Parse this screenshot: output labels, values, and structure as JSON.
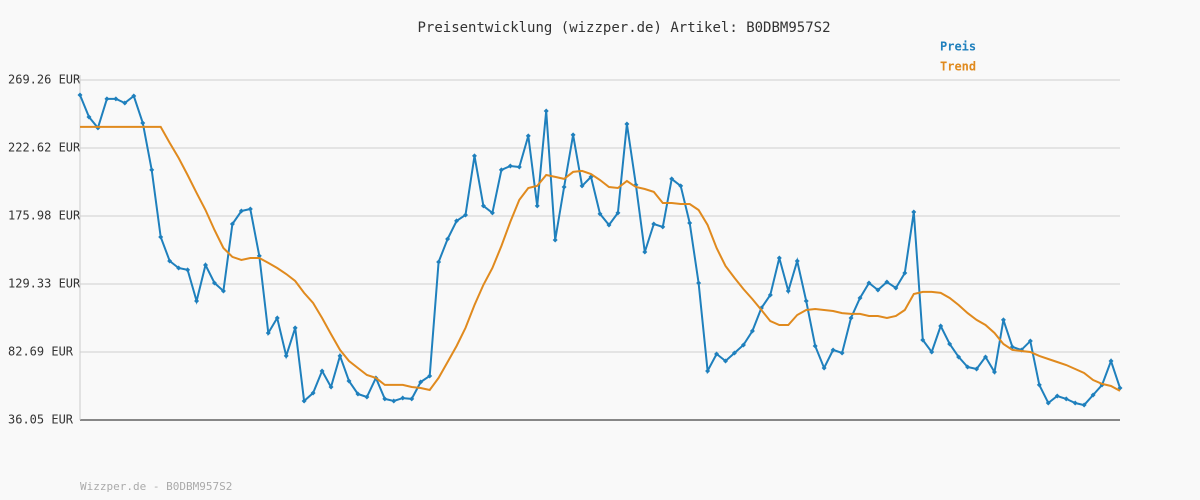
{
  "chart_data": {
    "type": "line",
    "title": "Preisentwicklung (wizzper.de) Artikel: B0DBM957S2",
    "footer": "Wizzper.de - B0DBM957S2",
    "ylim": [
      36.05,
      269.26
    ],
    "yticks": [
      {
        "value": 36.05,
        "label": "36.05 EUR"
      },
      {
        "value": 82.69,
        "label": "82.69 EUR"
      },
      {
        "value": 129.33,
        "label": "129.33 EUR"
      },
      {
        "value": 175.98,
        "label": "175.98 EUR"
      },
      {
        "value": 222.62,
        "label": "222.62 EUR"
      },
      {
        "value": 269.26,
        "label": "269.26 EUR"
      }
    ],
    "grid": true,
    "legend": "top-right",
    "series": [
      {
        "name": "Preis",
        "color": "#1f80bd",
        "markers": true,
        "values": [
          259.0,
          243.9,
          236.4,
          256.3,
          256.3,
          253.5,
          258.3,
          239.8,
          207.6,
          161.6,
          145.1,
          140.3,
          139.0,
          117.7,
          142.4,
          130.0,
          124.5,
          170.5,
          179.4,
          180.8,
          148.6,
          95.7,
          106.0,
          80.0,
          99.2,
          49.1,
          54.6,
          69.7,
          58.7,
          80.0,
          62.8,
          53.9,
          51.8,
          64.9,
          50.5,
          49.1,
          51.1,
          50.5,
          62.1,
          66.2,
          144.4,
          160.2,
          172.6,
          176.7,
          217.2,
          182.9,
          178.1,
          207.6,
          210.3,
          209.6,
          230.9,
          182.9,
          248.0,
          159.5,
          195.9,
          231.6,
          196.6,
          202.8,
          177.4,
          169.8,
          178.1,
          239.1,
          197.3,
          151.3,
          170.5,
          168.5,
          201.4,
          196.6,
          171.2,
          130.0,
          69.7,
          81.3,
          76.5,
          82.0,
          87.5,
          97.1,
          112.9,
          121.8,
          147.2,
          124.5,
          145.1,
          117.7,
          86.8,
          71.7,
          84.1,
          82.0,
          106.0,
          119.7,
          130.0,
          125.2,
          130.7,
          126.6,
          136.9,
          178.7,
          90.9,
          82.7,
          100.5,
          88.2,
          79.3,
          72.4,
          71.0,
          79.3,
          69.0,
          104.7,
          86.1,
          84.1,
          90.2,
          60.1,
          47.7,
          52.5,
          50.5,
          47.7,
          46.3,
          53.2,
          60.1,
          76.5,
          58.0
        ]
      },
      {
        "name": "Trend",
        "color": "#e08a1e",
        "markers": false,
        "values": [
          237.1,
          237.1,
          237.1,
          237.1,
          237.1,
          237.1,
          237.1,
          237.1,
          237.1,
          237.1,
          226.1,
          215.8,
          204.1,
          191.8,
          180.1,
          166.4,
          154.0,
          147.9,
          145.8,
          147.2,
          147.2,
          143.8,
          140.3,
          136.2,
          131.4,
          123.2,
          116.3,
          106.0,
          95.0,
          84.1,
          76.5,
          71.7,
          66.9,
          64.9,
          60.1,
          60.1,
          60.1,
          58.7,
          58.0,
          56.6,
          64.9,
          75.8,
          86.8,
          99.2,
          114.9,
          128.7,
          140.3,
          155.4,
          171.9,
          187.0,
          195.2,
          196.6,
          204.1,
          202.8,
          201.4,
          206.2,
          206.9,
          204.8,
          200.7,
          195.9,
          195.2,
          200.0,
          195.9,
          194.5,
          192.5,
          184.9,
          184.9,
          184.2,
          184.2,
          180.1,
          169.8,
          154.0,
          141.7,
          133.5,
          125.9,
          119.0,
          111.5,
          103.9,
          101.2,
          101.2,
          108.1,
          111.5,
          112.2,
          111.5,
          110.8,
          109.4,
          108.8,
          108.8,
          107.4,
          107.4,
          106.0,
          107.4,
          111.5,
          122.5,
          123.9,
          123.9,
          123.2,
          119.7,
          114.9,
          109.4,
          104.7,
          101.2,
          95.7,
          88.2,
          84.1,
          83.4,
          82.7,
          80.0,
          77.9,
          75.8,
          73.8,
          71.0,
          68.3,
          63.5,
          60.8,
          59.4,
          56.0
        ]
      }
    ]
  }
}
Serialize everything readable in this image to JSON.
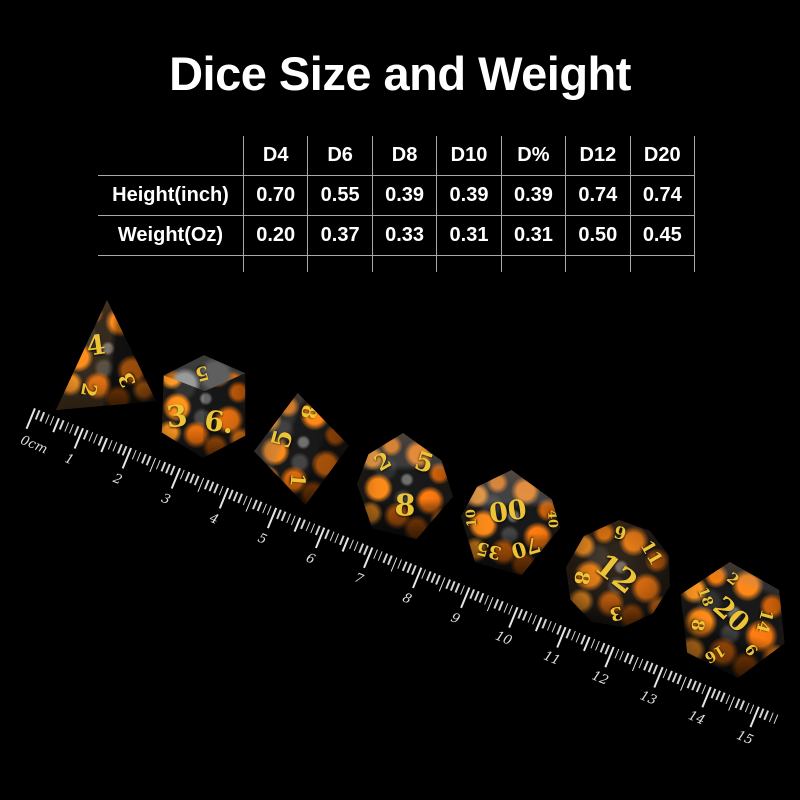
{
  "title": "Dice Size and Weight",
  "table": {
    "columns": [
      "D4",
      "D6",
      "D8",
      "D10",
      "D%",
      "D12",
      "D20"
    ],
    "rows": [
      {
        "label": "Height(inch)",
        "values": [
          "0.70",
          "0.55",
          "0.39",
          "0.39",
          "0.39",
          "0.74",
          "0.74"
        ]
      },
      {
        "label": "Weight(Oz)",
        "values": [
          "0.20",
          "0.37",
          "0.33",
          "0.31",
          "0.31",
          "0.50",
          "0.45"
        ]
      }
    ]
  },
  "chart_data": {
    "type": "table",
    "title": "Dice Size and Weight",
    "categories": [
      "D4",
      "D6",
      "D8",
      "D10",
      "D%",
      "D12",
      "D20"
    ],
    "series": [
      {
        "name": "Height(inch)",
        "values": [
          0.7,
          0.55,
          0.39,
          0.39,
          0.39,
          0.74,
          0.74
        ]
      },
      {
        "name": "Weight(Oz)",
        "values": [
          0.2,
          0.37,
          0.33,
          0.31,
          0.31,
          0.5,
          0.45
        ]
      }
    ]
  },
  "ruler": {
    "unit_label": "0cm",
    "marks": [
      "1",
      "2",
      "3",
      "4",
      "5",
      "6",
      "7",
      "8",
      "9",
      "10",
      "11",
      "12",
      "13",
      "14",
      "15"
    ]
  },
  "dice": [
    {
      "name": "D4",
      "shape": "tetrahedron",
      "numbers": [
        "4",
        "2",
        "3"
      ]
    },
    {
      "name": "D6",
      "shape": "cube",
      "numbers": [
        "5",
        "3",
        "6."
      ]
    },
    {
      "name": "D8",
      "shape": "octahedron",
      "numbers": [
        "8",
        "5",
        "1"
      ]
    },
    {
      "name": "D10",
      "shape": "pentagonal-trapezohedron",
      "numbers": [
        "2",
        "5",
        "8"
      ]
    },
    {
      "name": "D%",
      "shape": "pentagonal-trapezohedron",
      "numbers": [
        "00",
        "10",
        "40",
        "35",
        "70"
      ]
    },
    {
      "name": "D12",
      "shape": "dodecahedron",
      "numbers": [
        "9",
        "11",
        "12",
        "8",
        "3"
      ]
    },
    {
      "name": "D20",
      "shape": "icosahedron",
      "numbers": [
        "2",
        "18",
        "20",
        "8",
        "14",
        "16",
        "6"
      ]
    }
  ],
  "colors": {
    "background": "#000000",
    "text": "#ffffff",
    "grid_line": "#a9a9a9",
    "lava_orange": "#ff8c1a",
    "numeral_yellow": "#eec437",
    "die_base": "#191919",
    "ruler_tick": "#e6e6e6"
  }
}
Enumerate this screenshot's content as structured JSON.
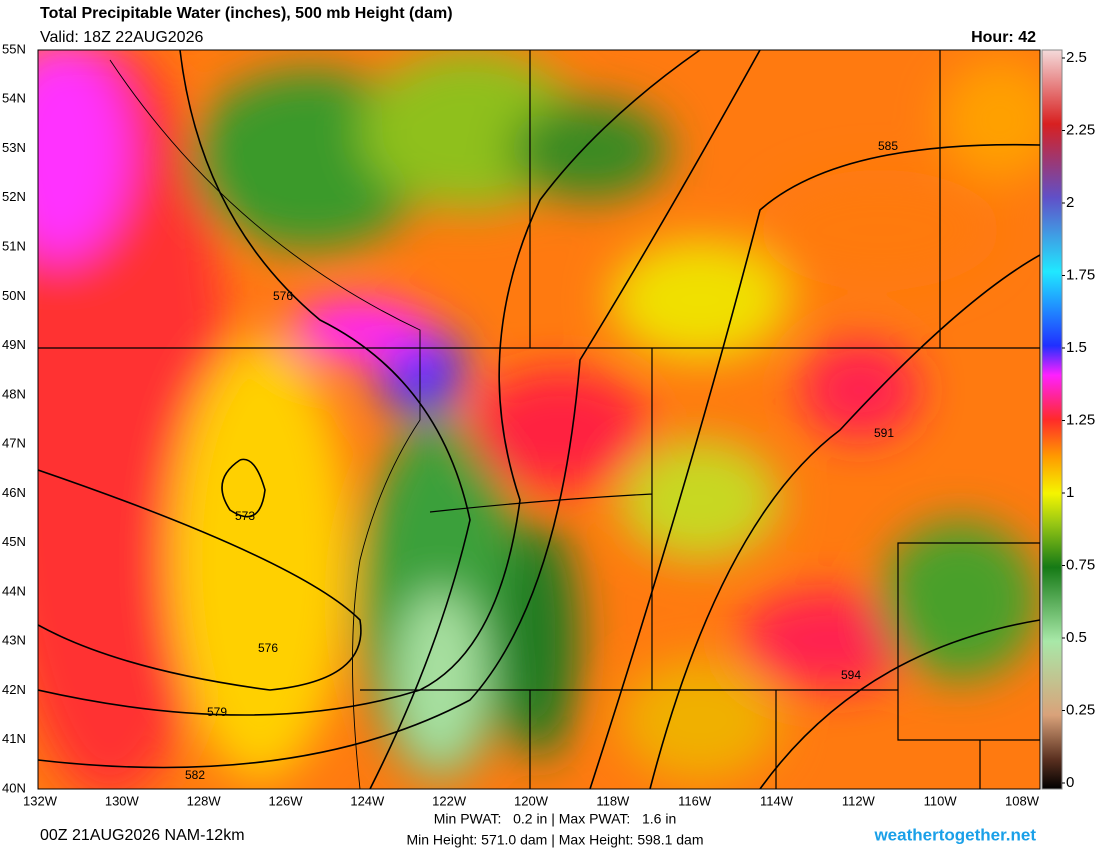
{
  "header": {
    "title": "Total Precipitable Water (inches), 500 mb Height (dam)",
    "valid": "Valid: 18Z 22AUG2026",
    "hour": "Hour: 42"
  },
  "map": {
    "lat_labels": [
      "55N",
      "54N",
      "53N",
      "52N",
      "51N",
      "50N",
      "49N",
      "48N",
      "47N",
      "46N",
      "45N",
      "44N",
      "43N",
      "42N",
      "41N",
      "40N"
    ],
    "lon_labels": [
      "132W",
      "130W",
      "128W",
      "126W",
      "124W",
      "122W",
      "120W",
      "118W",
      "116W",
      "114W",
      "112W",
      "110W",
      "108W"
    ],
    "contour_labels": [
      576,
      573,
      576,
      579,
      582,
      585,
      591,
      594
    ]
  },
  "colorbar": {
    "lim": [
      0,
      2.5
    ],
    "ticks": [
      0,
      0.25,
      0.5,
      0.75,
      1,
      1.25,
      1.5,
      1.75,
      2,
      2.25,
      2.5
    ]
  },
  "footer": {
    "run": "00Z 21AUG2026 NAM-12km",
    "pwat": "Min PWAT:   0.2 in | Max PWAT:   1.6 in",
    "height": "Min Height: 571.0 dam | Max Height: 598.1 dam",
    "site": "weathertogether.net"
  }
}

• [Your task] Exactly as written, set down the lines from the line holding "Enumerate this screenshot's" to the last line of the data, both ends included, pictures excluded.

• [Solution to the exercise]
Enumerate this screenshot's content as structured JSON.
{
  "header": {
    "title": "Total Precipitable Water (inches), 500 mb Height (dam)",
    "valid": "Valid: 18Z 22AUG2026",
    "hour": "Hour: 42"
  },
  "map": {
    "lat_labels": [
      "55N",
      "54N",
      "53N",
      "52N",
      "51N",
      "50N",
      "49N",
      "48N",
      "47N",
      "46N",
      "45N",
      "44N",
      "43N",
      "42N",
      "41N",
      "40N"
    ],
    "lon_labels": [
      "132W",
      "130W",
      "128W",
      "126W",
      "124W",
      "122W",
      "120W",
      "118W",
      "116W",
      "114W",
      "112W",
      "110W",
      "108W"
    ],
    "contour_labels": [
      576,
      573,
      576,
      579,
      582,
      585,
      591,
      594
    ]
  },
  "colorbar": {
    "lim": [
      0,
      2.5
    ],
    "ticks": [
      0,
      0.25,
      0.5,
      0.75,
      1,
      1.25,
      1.5,
      1.75,
      2,
      2.25,
      2.5
    ]
  },
  "footer": {
    "run": "00Z 21AUG2026 NAM-12km",
    "pwat": "Min PWAT:   0.2 in | Max PWAT:   1.6 in",
    "height": "Min Height: 571.0 dam | Max Height: 598.1 dam",
    "site": "weathertogether.net"
  }
}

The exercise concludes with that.